→ 問題の入力:
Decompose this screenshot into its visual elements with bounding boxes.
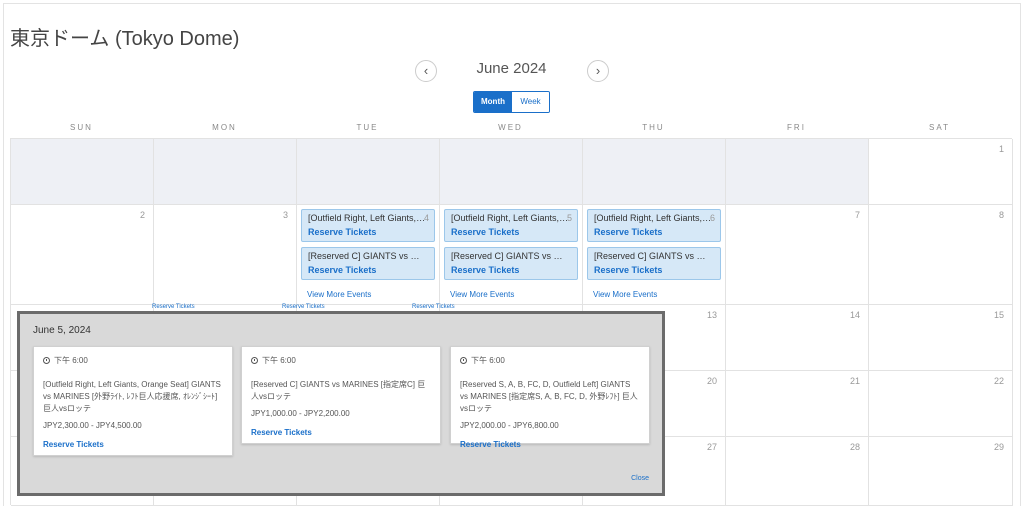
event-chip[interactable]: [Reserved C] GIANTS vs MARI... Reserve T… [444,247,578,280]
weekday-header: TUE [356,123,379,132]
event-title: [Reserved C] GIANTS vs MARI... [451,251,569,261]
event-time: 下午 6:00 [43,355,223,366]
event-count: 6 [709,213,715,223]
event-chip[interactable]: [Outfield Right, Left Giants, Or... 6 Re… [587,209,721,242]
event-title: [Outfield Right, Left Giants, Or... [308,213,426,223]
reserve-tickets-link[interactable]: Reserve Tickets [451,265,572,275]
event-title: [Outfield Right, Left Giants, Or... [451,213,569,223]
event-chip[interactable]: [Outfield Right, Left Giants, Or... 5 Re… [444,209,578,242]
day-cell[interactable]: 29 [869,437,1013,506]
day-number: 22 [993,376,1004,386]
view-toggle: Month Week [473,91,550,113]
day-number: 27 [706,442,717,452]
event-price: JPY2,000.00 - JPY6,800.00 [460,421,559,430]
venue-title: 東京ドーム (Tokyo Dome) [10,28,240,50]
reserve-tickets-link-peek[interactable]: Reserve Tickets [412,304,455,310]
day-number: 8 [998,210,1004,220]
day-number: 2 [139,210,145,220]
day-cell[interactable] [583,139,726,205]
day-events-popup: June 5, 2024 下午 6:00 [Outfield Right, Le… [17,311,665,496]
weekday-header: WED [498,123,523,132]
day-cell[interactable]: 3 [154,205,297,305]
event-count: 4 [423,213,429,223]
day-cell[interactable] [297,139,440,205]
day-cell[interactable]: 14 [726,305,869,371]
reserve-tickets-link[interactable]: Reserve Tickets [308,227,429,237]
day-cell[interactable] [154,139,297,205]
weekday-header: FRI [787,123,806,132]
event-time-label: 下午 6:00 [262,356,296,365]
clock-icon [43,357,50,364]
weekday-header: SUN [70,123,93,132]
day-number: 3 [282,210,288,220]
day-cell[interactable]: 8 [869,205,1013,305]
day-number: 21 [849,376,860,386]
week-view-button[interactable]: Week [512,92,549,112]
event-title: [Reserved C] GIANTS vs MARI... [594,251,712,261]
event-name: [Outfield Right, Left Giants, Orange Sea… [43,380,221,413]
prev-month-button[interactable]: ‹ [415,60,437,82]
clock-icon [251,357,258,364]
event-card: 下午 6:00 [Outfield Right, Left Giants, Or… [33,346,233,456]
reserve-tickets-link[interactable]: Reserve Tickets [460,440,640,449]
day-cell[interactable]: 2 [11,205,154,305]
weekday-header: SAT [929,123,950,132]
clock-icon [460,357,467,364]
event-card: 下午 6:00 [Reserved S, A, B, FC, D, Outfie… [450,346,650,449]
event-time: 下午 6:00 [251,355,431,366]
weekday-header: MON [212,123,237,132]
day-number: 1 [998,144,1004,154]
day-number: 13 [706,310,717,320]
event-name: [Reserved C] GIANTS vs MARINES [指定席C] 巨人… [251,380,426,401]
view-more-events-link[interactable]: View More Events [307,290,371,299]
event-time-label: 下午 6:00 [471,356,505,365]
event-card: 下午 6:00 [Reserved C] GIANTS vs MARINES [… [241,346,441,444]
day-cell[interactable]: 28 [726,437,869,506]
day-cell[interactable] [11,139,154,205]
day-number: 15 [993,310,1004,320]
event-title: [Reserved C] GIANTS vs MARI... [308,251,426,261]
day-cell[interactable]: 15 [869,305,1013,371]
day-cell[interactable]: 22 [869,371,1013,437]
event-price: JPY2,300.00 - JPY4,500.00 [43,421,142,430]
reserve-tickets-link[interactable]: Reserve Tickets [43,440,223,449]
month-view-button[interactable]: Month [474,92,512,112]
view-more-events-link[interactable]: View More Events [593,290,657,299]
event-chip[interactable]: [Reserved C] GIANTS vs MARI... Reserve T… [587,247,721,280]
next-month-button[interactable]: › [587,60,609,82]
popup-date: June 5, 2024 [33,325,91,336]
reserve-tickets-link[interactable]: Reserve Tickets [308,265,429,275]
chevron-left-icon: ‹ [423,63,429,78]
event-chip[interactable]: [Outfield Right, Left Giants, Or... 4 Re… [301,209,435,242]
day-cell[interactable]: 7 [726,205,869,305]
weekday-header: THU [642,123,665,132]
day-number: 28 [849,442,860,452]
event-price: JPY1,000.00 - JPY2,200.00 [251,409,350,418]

→ 出題: 上の行をすべて書き直し、「Reserve Tickets」をどれも「Buy Tickets」に改めてください。ほかの部分はそのまま残し、画像は答えに含めないでください。

→ この問題の解答:
Decompose this screenshot into its visual elements with bounding boxes.
event-chip[interactable]: [Reserved C] GIANTS vs MARI... Reserve T… [444,247,578,280]
weekday-header: TUE [356,123,379,132]
event-title: [Reserved C] GIANTS vs MARI... [451,251,569,261]
event-time: 下午 6:00 [43,355,223,366]
event-count: 6 [709,213,715,223]
event-chip[interactable]: [Outfield Right, Left Giants, Or... 6 Re… [587,209,721,242]
event-title: [Outfield Right, Left Giants, Or... [308,213,426,223]
reserve-tickets-link[interactable]: Buy Tickets [451,265,572,275]
event-title: [Outfield Right, Left Giants, Or... [451,213,569,223]
event-chip[interactable]: [Outfield Right, Left Giants, Or... 5 Re… [444,209,578,242]
day-cell[interactable]: 29 [869,437,1013,506]
day-number: 22 [993,376,1004,386]
view-toggle: Month Week [473,91,550,113]
day-number: 27 [706,442,717,452]
event-price: JPY2,000.00 - JPY6,800.00 [460,421,559,430]
venue-title: 東京ドーム (Tokyo Dome) [10,28,240,50]
reserve-tickets-link-peek[interactable]: Buy Tickets [412,304,455,310]
day-number: 8 [998,210,1004,220]
day-number: 2 [139,210,145,220]
day-cell[interactable] [583,139,726,205]
day-events-popup: June 5, 2024 下午 6:00 [Outfield Right, Le… [17,311,665,496]
weekday-header: WED [498,123,523,132]
day-cell[interactable]: 3 [154,205,297,305]
event-count: 4 [423,213,429,223]
day-cell[interactable] [297,139,440,205]
day-cell[interactable]: 14 [726,305,869,371]
reserve-tickets-link[interactable]: Buy Tickets [308,227,429,237]
day-cell[interactable] [154,139,297,205]
weekday-header: FRI [787,123,806,132]
event-time-label: 下午 6:00 [262,356,296,365]
clock-icon [43,357,50,364]
weekday-header: SUN [70,123,93,132]
day-number: 3 [282,210,288,220]
day-cell[interactable]: 8 [869,205,1013,305]
day-number: 21 [849,376,860,386]
week-view-button[interactable]: Week [512,92,549,112]
event-title: [Reserved C] GIANTS vs MARI... [594,251,712,261]
event-name: [Outfield Right, Left Giants, Orange Sea… [43,380,221,413]
prev-month-button[interactable]: ‹ [415,60,437,82]
clock-icon [251,357,258,364]
event-card: 下午 6:00 [Outfield Right, Left Giants, Or… [33,346,233,456]
reserve-tickets-link[interactable]: Buy Tickets [460,440,640,449]
day-cell[interactable]: 2 [11,205,154,305]
weekday-header: SAT [929,123,950,132]
clock-icon [460,357,467,364]
event-card: 下午 6:00 [Reserved S, A, B, FC, D, Outfie… [450,346,650,449]
event-time: 下午 6:00 [251,355,431,366]
weekday-header: MON [212,123,237,132]
day-number: 1 [998,144,1004,154]
day-number: 13 [706,310,717,320]
event-name: [Reserved C] GIANTS vs MARINES [指定席C] 巨人… [251,380,426,401]
view-more-events-link[interactable]: View More Events [307,290,371,299]
event-time-label: 下午 6:00 [471,356,505,365]
event-card: 下午 6:00 [Reserved C] GIANTS vs MARINES [… [241,346,441,444]
day-cell[interactable]: 28 [726,437,869,506]
day-cell[interactable] [11,139,154,205]
day-number: 15 [993,310,1004,320]
event-title: [Reserved C] GIANTS vs MARI... [308,251,426,261]
day-cell[interactable]: 15 [869,305,1013,371]
day-cell[interactable]: 22 [869,371,1013,437]
event-price: JPY2,300.00 - JPY4,500.00 [43,421,142,430]
reserve-tickets-link[interactable]: Buy Tickets [43,440,223,449]
month-view-button[interactable]: Month [474,92,512,112]
view-more-events-link[interactable]: View More Events [593,290,657,299]
event-chip[interactable]: [Reserved C] GIANTS vs MARI... Reserve T… [587,247,721,280]
next-month-button[interactable]: › [587,60,609,82]
popup-date: June 5, 2024 [33,325,91,336]
reserve-tickets-link[interactable]: Buy Tickets [308,265,429,275]
chevron-left-icon: ‹ [423,63,429,78]
event-chip[interactable]: [Outfield Right, Left Giants, Or... 4 Re… [301,209,435,242]
day-cell[interactable]: 7 [726,205,869,305]
weekday-header: THU [642,123,665,132]
day-number: 28 [849,442,860,452]
event-price: JPY1,000.00 - JPY2,200.00 [251,409,350,418]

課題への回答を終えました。